Only a number is wanted here: the number of lines of the data that include "this".

Extracted data entries:
* * *

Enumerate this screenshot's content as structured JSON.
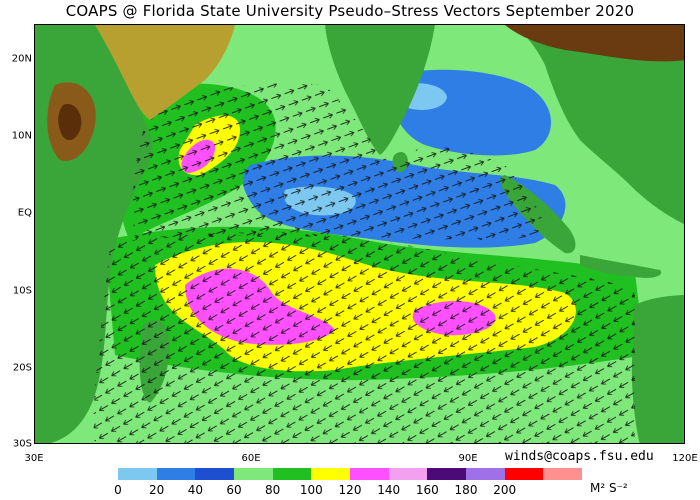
{
  "title": "COAPS @ Florida State University Pseudo–Stress Vectors September 2020",
  "credit": "winds@coaps.fsu.edu",
  "units_label": "M² S⁻²",
  "lat_labels": [
    "20N",
    "10N",
    "EQ",
    "10S",
    "20S",
    "30S"
  ],
  "lon_labels": [
    "30E",
    "60E",
    "90E",
    "120E"
  ],
  "colorbar": {
    "ticks": [
      "0",
      "20",
      "40",
      "60",
      "80",
      "100",
      "120",
      "140",
      "160",
      "180",
      "200"
    ],
    "colors": [
      "#7cc8f0",
      "#2f7ee6",
      "#1f4fd1",
      "#7ee87a",
      "#20c020",
      "#ffff00",
      "#ff50ff",
      "#f2a0f0",
      "#4b0a78",
      "#a070e8",
      "#ff0000",
      "#ff9090"
    ]
  },
  "map": {
    "region": "Indian Ocean",
    "lon_range": [
      30,
      120
    ],
    "lat_range": [
      -30,
      25
    ],
    "field": "pseudo-stress vectors",
    "period": "September 2020",
    "arrow_icon": "wind-vector-arrow-icon"
  }
}
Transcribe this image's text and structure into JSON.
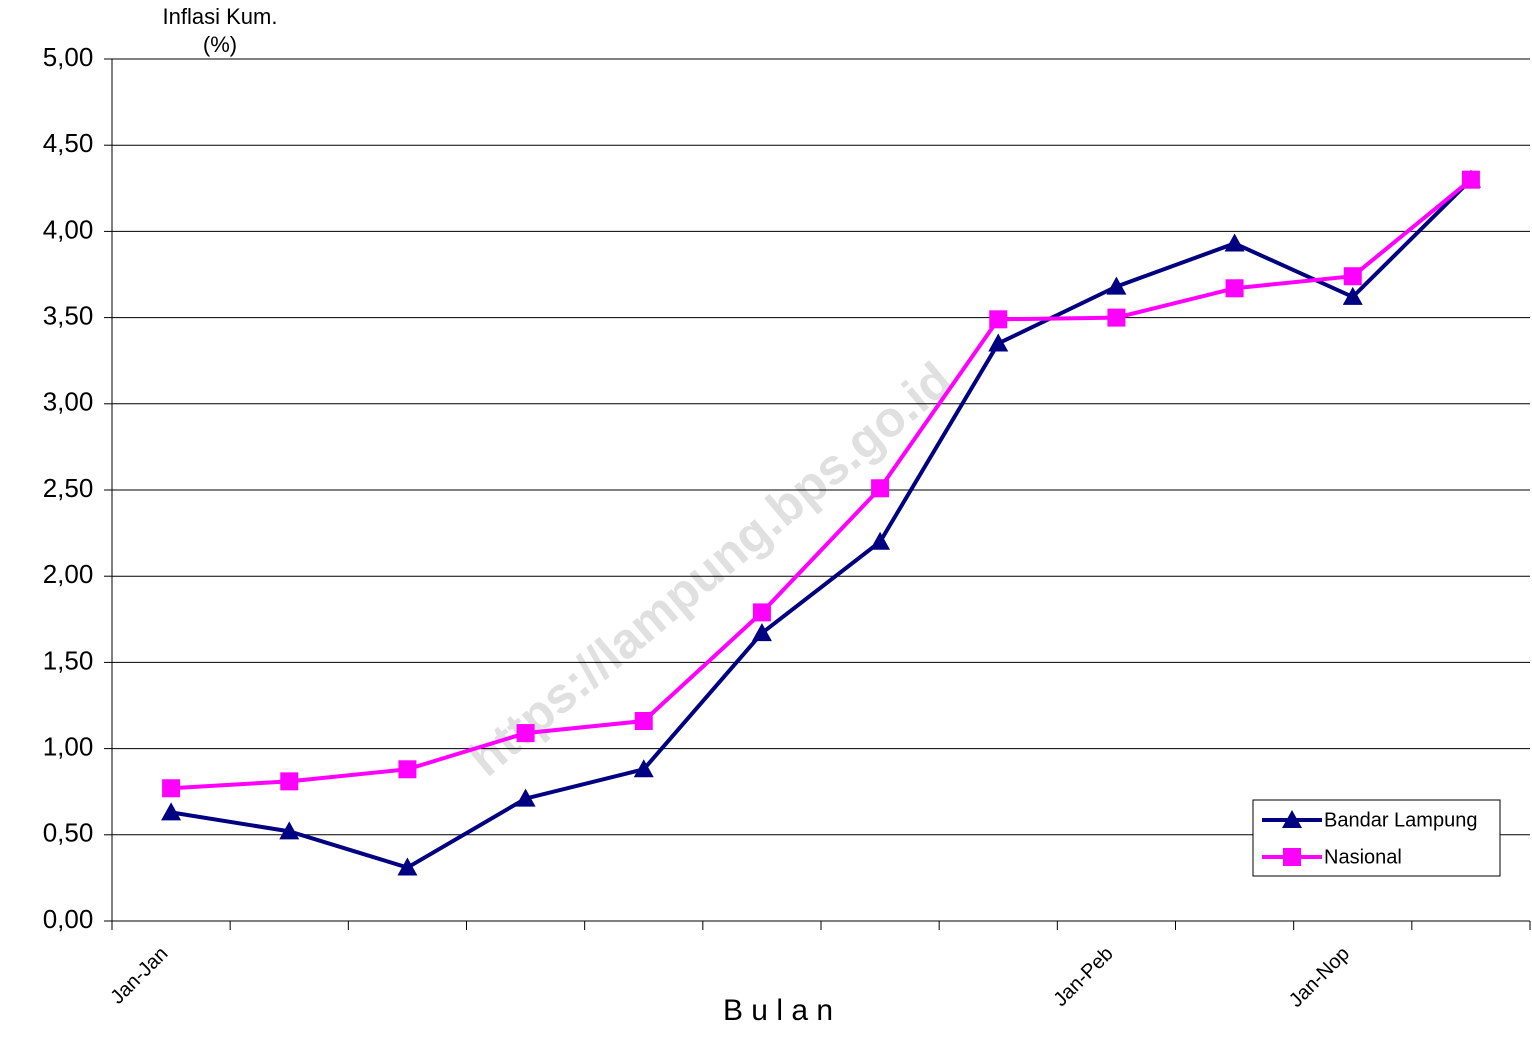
{
  "chart_data": {
    "type": "line",
    "ylabel": [
      "Inflasi Kum.",
      "(%)"
    ],
    "xlabel": "B u l a n",
    "watermark": "https://lampung.bps.go.id",
    "categories": [
      "Jan-Jan",
      null,
      null,
      null,
      null,
      null,
      null,
      null,
      "Jan-Peb",
      null,
      "Jan-Nop",
      null
    ],
    "series": [
      {
        "name": "Bandar Lampung",
        "color": "#000080",
        "marker": "triangle",
        "values": [
          0.63,
          0.52,
          0.31,
          0.71,
          0.88,
          1.67,
          2.2,
          3.35,
          3.68,
          3.93,
          3.62,
          4.3
        ]
      },
      {
        "name": "Nasional",
        "color": "#ff00ff",
        "marker": "square",
        "values": [
          0.77,
          0.81,
          0.88,
          1.09,
          1.16,
          1.79,
          2.51,
          3.49,
          3.5,
          3.67,
          3.74,
          4.3
        ]
      }
    ],
    "ylim": [
      0,
      5
    ],
    "yticks": [
      {
        "value": 0,
        "label": "0,00"
      },
      {
        "value": 0.5,
        "label": "0,50"
      },
      {
        "value": 1,
        "label": "1,00"
      },
      {
        "value": 1.5,
        "label": "1,50"
      },
      {
        "value": 2,
        "label": "2,00"
      },
      {
        "value": 2.5,
        "label": "2,50"
      },
      {
        "value": 3,
        "label": "3,00"
      },
      {
        "value": 3.5,
        "label": "3,50"
      },
      {
        "value": 4,
        "label": "4,00"
      },
      {
        "value": 4.5,
        "label": "4,50"
      },
      {
        "value": 5,
        "label": "5,00"
      }
    ],
    "grid": true,
    "legend": "lower right"
  }
}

* * *

Output of the exercise: 2